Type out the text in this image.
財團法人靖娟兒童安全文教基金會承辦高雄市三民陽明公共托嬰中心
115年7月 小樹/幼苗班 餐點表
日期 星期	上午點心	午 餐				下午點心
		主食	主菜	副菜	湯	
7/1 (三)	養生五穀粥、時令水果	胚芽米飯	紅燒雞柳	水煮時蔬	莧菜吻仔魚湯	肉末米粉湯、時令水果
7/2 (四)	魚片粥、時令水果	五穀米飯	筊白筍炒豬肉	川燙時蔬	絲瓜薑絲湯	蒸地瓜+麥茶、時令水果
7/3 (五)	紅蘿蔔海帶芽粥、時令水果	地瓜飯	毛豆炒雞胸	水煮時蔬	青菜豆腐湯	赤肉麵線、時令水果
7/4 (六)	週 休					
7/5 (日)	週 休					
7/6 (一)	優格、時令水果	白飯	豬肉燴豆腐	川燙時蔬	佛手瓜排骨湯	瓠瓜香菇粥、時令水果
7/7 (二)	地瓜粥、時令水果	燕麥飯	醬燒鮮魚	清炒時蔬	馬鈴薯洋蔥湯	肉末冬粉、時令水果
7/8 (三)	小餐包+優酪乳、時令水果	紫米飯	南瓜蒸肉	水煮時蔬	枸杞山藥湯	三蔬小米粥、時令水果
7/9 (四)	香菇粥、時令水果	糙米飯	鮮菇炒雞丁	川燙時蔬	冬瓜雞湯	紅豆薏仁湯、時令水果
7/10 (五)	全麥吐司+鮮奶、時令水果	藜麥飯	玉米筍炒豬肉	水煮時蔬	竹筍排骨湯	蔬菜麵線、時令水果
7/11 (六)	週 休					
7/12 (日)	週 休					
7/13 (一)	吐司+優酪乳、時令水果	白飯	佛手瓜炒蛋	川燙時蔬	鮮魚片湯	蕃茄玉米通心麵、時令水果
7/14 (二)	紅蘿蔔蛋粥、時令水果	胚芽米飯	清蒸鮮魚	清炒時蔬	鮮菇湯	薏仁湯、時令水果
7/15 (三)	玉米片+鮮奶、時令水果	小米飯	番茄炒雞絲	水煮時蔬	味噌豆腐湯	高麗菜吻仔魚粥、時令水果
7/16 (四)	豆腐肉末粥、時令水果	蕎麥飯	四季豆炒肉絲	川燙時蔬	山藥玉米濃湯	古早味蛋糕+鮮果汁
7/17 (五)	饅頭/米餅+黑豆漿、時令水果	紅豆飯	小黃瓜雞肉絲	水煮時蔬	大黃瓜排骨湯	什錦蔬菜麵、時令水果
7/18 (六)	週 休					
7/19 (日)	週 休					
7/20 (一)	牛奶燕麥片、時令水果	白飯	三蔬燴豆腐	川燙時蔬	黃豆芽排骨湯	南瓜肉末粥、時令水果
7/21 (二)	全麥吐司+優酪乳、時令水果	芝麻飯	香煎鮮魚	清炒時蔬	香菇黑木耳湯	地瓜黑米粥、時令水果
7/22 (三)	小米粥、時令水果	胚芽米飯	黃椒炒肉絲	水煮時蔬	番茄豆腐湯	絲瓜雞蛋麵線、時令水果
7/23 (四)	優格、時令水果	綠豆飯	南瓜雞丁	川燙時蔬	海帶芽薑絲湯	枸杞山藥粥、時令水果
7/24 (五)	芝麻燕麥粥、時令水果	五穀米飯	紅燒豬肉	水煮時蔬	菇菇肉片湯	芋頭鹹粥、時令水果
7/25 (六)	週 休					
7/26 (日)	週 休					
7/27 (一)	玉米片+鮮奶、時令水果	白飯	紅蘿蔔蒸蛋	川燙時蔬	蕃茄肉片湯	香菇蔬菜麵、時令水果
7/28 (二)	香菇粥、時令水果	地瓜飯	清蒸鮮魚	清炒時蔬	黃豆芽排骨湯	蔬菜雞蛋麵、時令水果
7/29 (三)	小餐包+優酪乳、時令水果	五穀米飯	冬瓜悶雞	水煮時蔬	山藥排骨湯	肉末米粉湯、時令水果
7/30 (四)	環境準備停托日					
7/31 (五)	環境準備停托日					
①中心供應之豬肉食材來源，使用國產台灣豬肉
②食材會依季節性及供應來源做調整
|---|
Exercise aim:
Report all lines of the data above that include the string "黃豆芽排骨湯".

Result of the exercise:
7/20 (一)	牛奶燕麥片、時令水果	白飯	三蔬燴豆腐	川燙時蔬	黃豆芽排骨湯	南瓜肉末粥、時令水果
7/28 (二)	香菇粥、時令水果	地瓜飯	清蒸鮮魚	清炒時蔬	黃豆芽排骨湯	蔬菜雞蛋麵、時令水果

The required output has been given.